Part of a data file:
((

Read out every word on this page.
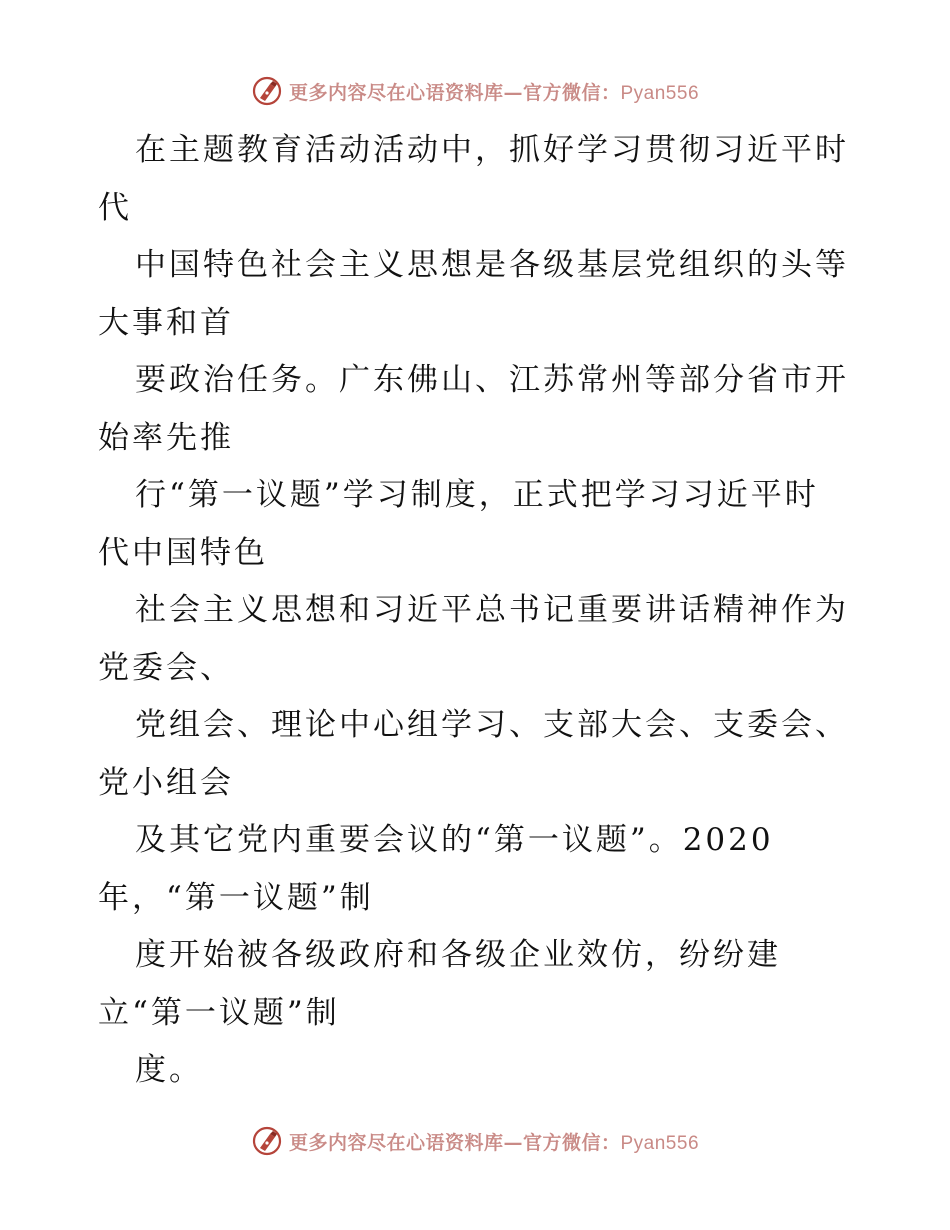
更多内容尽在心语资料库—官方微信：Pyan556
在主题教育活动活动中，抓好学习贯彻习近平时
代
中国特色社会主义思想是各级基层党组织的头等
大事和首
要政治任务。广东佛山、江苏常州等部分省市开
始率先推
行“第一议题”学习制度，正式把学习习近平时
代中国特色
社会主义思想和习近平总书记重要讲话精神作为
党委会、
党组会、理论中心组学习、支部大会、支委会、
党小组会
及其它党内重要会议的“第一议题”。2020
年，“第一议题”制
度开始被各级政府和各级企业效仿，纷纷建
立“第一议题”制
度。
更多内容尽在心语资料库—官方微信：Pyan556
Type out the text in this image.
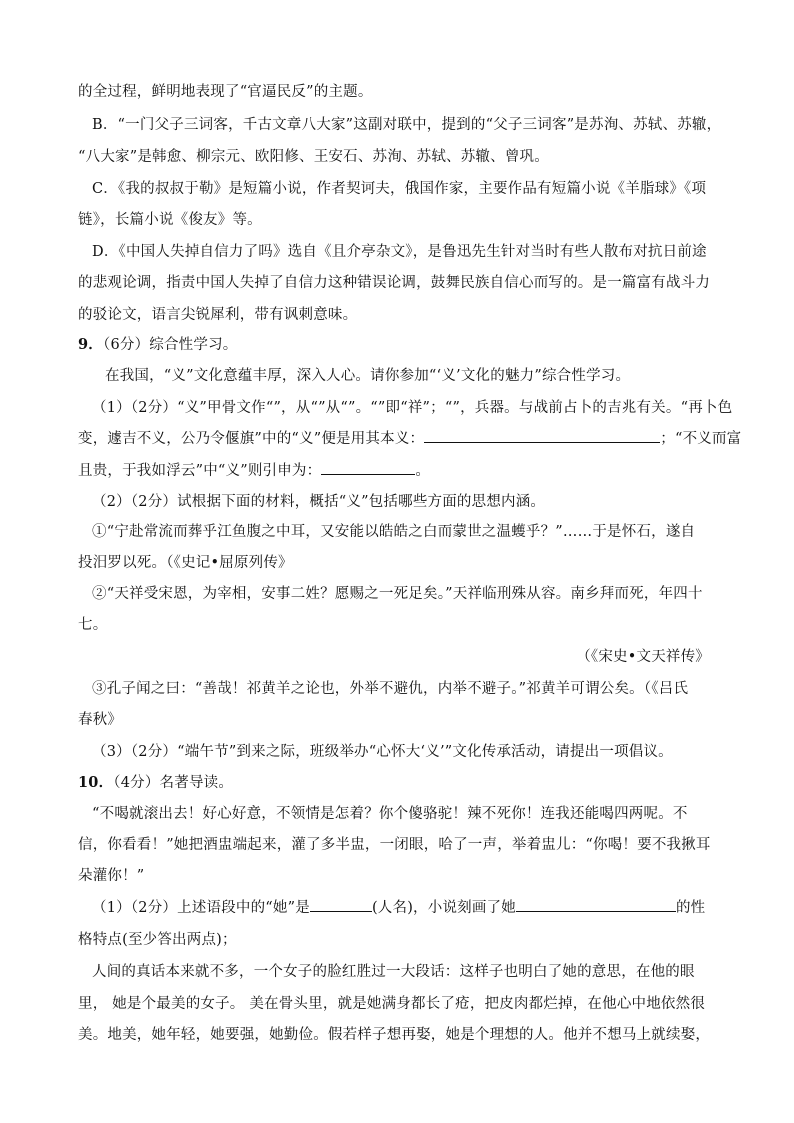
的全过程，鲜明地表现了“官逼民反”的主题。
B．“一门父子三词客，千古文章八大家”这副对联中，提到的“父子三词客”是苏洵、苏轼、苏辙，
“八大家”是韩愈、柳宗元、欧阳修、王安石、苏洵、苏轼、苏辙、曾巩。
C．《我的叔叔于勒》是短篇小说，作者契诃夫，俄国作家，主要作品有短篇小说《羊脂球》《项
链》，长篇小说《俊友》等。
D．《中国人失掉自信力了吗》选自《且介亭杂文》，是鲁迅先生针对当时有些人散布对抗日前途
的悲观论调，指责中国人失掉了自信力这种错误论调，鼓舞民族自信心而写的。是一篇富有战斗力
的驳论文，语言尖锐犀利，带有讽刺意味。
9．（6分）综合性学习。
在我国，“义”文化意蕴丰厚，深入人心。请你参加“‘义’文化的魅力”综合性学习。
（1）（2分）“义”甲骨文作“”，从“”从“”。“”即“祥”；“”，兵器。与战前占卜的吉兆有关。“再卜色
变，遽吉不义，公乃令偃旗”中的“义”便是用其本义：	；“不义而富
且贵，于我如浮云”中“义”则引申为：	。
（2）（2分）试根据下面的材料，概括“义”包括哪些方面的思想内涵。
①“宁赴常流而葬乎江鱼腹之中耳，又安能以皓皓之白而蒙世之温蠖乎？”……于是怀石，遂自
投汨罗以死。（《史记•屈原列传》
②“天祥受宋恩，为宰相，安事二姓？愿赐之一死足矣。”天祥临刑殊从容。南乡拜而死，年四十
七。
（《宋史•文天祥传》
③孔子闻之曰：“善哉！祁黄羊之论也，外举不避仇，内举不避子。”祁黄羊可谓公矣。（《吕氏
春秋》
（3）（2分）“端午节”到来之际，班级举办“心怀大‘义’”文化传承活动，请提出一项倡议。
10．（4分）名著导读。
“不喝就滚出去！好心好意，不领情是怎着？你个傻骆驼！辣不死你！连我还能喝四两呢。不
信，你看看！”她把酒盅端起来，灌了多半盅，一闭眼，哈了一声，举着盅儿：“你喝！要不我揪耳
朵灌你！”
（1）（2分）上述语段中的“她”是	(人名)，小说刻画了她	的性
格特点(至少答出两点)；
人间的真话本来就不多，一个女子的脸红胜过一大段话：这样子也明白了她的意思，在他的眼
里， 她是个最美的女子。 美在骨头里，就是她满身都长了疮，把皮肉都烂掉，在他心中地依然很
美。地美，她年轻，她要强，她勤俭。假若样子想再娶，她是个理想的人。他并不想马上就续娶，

))

* _WORK TO BE COMPLETED_:
Copy out all the entries exactly. Images stay out of the copy.

* _WRITTEN ANSWER_:
Read out every word on this page.
更多内容尽在心语资料库—官方微信：Pyan556
在主题教育活动活动中，抓好学习贯彻习近平时
代
中国特色社会主义思想是各级基层党组织的头等
大事和首
要政治任务。广东佛山、江苏常州等部分省市开
始率先推
行“第一议题”学习制度，正式把学习习近平时
代中国特色
社会主义思想和习近平总书记重要讲话精神作为
党委会、
党组会、理论中心组学习、支部大会、支委会、
党小组会
及其它党内重要会议的“第一议题”。2020
年，“第一议题”制
度开始被各级政府和各级企业效仿，纷纷建
立“第一议题”制
度。
更多内容尽在心语资料库—官方微信：Pyan556
Type out the text in this image.
的全过程，鲜明地表现了“官逼民反”的主题。
B．“一门父子三词客，千古文章八大家”这副对联中，提到的“父子三词客”是苏洵、苏轼、苏辙，
“八大家”是韩愈、柳宗元、欧阳修、王安石、苏洵、苏轼、苏辙、曾巩。
C．《我的叔叔于勒》是短篇小说，作者契诃夫，俄国作家，主要作品有短篇小说《羊脂球》《项
链》，长篇小说《俊友》等。
D．《中国人失掉自信力了吗》选自《且介亭杂文》，是鲁迅先生针对当时有些人散布对抗日前途
的悲观论调，指责中国人失掉了自信力这种错误论调，鼓舞民族自信心而写的。是一篇富有战斗力
的驳论文，语言尖锐犀利，带有讽刺意味。
9．（6分）综合性学习。
在我国，“义”文化意蕴丰厚，深入人心。请你参加“‘义’文化的魅力”综合性学习。
（1）（2分）“义”甲骨文作“”，从“”从“”。“”即“祥”；“”，兵器。与战前占卜的吉兆有关。“再卜色
变，遽吉不义，公乃令偃旗”中的“义”便是用其本义：	；“不义而富
且贵，于我如浮云”中“义”则引申为：	。
（2）（2分）试根据下面的材料，概括“义”包括哪些方面的思想内涵。
①“宁赴常流而葬乎江鱼腹之中耳，又安能以皓皓之白而蒙世之温蠖乎？”……于是怀石，遂自
投汨罗以死。（《史记•屈原列传》
②“天祥受宋恩，为宰相，安事二姓？愿赐之一死足矣。”天祥临刑殊从容。南乡拜而死，年四十
七。
（《宋史•文天祥传》
③孔子闻之曰：“善哉！祁黄羊之论也，外举不避仇，内举不避子。”祁黄羊可谓公矣。（《吕氏
春秋》
（3）（2分）“端午节”到来之际，班级举办“心怀大‘义’”文化传承活动，请提出一项倡议。
10．（4分）名著导读。
“不喝就滚出去！好心好意，不领情是怎着？你个傻骆驼！辣不死你！连我还能喝四两呢。不
信，你看看！”她把酒盅端起来，灌了多半盅，一闭眼，哈了一声，举着盅儿：“你喝！要不我揪耳
朵灌你！”
（1）（2分）上述语段中的“她”是	(人名)，小说刻画了她	的性
格特点(至少答出两点)；
人间的真话本来就不多，一个女子的脸红胜过一大段话：这样子也明白了她的意思，在他的眼
里， 她是个最美的女子。 美在骨头里，就是她满身都长了疮，把皮肉都烂掉，在他心中地依然很
美。地美，她年轻，她要强，她勤俭。假若样子想再娶，她是个理想的人。他并不想马上就续娶，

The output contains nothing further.